Set exercise
Images embedded in the records are excluded; print everything else exactly as given.

[Data excerpts]
╔══

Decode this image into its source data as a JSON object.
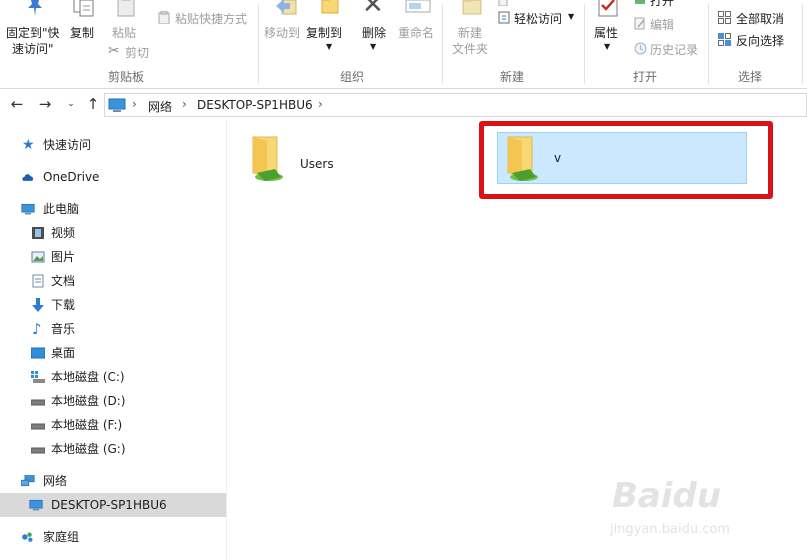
{
  "ribbon": {
    "clipboard": {
      "label": "剪贴板",
      "pin_line1": "固定到\"快",
      "pin_line2": "速访问\"",
      "copy": "复制",
      "paste": "粘贴",
      "paste_shortcut": "粘贴快捷方式",
      "cut": "剪切"
    },
    "organize": {
      "label": "组织",
      "move_to": "移动到",
      "copy_to": "复制到",
      "delete": "删除",
      "rename": "重命名"
    },
    "new": {
      "label": "新建",
      "new_folder_line1": "新建",
      "new_folder_line2": "文件夹",
      "easy_access": "轻松访问"
    },
    "open": {
      "label": "打开",
      "properties": "属性",
      "open": "打开",
      "edit": "编辑",
      "history": "历史记录"
    },
    "select": {
      "label": "选择",
      "select_none": "全部取消",
      "invert_selection": "反向选择"
    }
  },
  "address": {
    "crumbs": [
      "网络",
      "DESKTOP-SP1HBU6"
    ]
  },
  "sidebar": {
    "items": [
      {
        "label": "快速访问"
      },
      {
        "label": "OneDrive"
      },
      {
        "label": "此电脑"
      },
      {
        "label": "视频"
      },
      {
        "label": "图片"
      },
      {
        "label": "文档"
      },
      {
        "label": "下载"
      },
      {
        "label": "音乐"
      },
      {
        "label": "桌面"
      },
      {
        "label": "本地磁盘 (C:)"
      },
      {
        "label": "本地磁盘 (D:)"
      },
      {
        "label": "本地磁盘 (F:)"
      },
      {
        "label": "本地磁盘 (G:)"
      },
      {
        "label": "网络"
      },
      {
        "label": "DESKTOP-SP1HBU6"
      },
      {
        "label": "家庭组"
      }
    ]
  },
  "content": {
    "items": [
      {
        "name": "Users"
      },
      {
        "name": "v"
      }
    ]
  },
  "watermark": {
    "brand": "Baidu",
    "url": "jingyan.baidu.com"
  },
  "colors": {
    "selection_fill": "#cce8ff",
    "selection_border": "#99d1ff",
    "highlight_box": "#d9121a",
    "folder_yellow": "#f8d775"
  }
}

╚══

In response
Decode this image into its source data as a JSON object.
{
  "ribbon": {
    "clipboard": {
      "label": "剪贴板",
      "pin_line1": "固定到\"快",
      "pin_line2": "速访问\"",
      "copy": "复制",
      "paste": "粘贴",
      "paste_shortcut": "粘贴快捷方式",
      "cut": "剪切"
    },
    "organize": {
      "label": "组织",
      "move_to": "移动到",
      "copy_to": "复制到",
      "delete": "删除",
      "rename": "重命名"
    },
    "new": {
      "label": "新建",
      "new_folder_line1": "新建",
      "new_folder_line2": "文件夹",
      "easy_access": "轻松访问"
    },
    "open": {
      "label": "打开",
      "properties": "属性",
      "open": "打开",
      "edit": "编辑",
      "history": "历史记录"
    },
    "select": {
      "label": "选择",
      "select_none": "全部取消",
      "invert_selection": "反向选择"
    }
  },
  "address": {
    "crumbs": [
      "网络",
      "DESKTOP-SP1HBU6"
    ]
  },
  "sidebar": {
    "items": [
      {
        "label": "快速访问"
      },
      {
        "label": "OneDrive"
      },
      {
        "label": "此电脑"
      },
      {
        "label": "视频"
      },
      {
        "label": "图片"
      },
      {
        "label": "文档"
      },
      {
        "label": "下载"
      },
      {
        "label": "音乐"
      },
      {
        "label": "桌面"
      },
      {
        "label": "本地磁盘 (C:)"
      },
      {
        "label": "本地磁盘 (D:)"
      },
      {
        "label": "本地磁盘 (F:)"
      },
      {
        "label": "本地磁盘 (G:)"
      },
      {
        "label": "网络"
      },
      {
        "label": "DESKTOP-SP1HBU6"
      },
      {
        "label": "家庭组"
      }
    ]
  },
  "content": {
    "items": [
      {
        "name": "Users"
      },
      {
        "name": "v"
      }
    ]
  },
  "watermark": {
    "brand": "Baidu",
    "url": "jingyan.baidu.com"
  },
  "colors": {
    "selection_fill": "#cce8ff",
    "selection_border": "#99d1ff",
    "highlight_box": "#d9121a",
    "folder_yellow": "#f8d775"
  }
}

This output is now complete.